- _What you should do_
Identify and reproduce every line holding the string "built".

- _Input data_
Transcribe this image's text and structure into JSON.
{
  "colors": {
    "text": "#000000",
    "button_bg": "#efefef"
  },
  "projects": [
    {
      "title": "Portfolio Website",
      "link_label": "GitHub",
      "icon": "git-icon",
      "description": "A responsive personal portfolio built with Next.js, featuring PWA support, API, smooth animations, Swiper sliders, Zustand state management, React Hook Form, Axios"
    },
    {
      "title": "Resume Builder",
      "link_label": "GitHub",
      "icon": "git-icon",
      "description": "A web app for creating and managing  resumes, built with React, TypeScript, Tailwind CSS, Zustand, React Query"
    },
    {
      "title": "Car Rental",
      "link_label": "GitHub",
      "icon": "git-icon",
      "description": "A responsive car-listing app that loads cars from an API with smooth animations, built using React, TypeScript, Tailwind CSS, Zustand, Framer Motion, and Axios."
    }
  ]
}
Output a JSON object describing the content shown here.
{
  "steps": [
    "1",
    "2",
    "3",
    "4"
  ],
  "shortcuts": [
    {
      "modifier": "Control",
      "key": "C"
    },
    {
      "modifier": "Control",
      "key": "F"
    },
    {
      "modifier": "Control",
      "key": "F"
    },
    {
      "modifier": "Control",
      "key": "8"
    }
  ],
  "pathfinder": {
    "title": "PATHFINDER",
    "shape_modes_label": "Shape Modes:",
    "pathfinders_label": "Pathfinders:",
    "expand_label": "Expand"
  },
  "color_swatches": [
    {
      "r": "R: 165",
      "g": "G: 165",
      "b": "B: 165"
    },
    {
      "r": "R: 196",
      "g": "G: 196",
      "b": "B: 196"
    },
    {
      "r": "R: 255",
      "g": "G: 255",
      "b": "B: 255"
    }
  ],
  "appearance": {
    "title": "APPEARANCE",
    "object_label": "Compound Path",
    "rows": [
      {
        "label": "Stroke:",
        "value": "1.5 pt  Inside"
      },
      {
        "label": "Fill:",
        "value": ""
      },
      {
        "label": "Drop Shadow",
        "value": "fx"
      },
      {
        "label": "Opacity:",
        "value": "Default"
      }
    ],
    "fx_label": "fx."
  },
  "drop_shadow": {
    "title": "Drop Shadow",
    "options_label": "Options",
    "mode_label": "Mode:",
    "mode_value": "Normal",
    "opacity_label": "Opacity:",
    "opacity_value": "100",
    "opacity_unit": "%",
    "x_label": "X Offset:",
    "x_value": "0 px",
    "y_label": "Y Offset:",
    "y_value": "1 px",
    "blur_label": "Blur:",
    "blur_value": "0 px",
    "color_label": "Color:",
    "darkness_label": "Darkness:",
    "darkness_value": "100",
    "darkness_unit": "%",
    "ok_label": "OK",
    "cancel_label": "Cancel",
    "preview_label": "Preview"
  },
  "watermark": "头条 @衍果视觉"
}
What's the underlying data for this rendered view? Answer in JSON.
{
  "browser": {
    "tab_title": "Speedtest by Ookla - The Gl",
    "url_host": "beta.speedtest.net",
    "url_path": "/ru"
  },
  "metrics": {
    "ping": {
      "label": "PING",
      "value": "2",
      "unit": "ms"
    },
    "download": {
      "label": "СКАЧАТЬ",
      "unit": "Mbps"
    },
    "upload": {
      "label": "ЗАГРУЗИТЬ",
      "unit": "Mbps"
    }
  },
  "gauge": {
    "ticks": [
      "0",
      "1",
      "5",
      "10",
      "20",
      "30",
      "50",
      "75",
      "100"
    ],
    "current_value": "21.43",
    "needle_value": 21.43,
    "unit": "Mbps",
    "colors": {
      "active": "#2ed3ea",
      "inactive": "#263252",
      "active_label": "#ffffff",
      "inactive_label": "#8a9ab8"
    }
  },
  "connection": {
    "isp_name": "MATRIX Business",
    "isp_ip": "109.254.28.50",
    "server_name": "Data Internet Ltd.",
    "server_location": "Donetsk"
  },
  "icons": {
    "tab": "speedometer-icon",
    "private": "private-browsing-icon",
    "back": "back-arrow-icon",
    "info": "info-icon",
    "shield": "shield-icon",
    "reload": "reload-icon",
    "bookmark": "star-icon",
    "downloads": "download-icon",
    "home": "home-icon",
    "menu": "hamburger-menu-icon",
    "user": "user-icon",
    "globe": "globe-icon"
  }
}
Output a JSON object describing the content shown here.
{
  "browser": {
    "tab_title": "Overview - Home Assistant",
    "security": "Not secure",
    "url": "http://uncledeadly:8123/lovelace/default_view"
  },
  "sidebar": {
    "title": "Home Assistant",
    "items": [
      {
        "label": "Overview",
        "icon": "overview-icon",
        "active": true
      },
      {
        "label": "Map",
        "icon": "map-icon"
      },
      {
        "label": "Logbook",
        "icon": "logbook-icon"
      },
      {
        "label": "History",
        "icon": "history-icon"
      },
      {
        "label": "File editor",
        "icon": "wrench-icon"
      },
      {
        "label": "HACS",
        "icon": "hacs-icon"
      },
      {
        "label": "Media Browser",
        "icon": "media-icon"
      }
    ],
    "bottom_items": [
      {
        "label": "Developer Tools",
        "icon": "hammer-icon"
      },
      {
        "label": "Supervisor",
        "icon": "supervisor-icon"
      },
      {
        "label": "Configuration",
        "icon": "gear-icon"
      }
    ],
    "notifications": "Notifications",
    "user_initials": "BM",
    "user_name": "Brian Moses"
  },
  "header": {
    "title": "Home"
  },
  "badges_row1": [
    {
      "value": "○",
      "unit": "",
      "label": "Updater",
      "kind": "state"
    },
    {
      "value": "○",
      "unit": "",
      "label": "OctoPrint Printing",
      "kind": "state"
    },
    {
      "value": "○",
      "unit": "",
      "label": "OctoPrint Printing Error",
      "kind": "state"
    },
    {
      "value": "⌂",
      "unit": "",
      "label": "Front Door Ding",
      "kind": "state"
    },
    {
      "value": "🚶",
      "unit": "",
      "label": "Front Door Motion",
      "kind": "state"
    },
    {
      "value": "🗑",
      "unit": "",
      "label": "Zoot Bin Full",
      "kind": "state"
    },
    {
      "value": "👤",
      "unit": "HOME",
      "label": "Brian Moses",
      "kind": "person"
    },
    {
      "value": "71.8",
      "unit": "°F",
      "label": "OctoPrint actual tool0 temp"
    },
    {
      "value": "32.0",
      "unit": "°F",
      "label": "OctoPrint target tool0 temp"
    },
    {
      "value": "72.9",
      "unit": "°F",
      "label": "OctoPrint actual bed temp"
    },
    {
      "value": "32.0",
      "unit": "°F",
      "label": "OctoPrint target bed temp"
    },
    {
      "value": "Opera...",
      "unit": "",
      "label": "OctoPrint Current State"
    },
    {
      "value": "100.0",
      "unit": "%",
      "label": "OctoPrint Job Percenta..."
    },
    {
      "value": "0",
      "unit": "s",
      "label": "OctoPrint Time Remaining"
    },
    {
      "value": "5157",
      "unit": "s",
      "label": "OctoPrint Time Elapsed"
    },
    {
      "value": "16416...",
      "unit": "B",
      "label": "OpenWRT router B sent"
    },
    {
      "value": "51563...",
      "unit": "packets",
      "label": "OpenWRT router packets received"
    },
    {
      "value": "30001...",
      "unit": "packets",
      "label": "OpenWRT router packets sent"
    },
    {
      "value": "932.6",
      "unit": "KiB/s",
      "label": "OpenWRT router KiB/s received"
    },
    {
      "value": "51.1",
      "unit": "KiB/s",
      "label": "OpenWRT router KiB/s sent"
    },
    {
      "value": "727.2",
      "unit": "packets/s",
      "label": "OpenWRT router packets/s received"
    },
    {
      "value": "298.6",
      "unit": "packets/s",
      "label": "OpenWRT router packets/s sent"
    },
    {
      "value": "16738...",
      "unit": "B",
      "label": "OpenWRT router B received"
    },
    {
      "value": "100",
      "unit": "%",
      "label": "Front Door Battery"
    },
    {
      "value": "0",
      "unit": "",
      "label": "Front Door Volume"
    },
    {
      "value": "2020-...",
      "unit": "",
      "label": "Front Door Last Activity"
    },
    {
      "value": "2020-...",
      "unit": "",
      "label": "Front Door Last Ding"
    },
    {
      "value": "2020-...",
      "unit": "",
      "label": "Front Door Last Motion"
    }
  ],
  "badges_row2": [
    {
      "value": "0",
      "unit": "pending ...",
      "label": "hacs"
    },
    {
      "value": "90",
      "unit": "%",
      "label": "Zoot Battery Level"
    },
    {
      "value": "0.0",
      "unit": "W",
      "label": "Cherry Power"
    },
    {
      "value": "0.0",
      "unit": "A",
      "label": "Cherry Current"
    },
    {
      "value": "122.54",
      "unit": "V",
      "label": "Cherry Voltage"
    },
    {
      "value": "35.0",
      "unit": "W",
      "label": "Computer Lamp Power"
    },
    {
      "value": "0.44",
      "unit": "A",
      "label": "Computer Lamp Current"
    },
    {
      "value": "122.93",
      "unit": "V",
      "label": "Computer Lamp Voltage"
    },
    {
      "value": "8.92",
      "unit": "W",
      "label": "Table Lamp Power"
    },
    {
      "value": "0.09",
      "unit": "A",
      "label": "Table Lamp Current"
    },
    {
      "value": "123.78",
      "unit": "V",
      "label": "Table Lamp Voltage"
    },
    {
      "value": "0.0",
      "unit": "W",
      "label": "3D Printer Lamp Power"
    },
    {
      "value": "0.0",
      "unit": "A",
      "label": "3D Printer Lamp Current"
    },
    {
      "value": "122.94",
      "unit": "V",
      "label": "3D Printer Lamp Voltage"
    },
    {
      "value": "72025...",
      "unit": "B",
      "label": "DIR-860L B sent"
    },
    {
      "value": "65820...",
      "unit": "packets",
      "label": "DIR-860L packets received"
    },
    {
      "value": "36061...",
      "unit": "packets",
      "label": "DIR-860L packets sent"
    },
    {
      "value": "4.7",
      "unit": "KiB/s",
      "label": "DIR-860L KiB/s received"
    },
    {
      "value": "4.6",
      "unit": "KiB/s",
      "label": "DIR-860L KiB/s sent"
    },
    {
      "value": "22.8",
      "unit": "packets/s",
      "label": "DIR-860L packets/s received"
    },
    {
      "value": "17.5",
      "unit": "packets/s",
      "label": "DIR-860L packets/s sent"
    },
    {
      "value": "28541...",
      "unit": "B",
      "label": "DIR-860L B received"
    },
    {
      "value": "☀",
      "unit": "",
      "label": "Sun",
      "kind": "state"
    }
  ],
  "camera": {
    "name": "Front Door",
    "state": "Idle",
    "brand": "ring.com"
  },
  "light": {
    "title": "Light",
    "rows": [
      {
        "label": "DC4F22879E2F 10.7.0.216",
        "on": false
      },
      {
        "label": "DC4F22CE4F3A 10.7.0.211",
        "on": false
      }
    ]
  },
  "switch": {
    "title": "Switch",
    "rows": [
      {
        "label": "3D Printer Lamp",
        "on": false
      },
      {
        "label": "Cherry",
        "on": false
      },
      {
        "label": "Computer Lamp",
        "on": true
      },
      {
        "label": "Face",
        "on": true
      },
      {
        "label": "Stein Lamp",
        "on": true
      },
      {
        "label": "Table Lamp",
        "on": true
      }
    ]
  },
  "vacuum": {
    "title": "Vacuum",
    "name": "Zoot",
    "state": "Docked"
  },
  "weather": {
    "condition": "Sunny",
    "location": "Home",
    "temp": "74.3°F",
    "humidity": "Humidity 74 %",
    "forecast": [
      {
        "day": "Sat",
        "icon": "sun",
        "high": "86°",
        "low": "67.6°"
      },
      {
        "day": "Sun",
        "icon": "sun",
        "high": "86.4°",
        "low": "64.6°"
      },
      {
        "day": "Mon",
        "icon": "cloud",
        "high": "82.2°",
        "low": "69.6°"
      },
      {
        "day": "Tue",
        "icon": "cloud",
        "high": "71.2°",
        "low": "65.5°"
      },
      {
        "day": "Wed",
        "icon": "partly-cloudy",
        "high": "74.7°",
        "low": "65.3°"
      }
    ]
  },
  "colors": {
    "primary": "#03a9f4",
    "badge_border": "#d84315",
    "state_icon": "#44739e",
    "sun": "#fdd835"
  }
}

- _Written response_
      "description": "A responsive personal portfolio built with Next.js, featuring PWA support, API, smooth animations, Swiper sliders, Zustand state management, React Hook Form, Axios"
      "description": "A web app for creating and managing  resumes, built with React, TypeScript, Tailwind CSS, Zustand, React Query"
      "description": "A responsive car-listing app that loads cars from an API with smooth animations, built using React, TypeScript, Tailwind CSS, Zustand, Framer Motion, and Axios."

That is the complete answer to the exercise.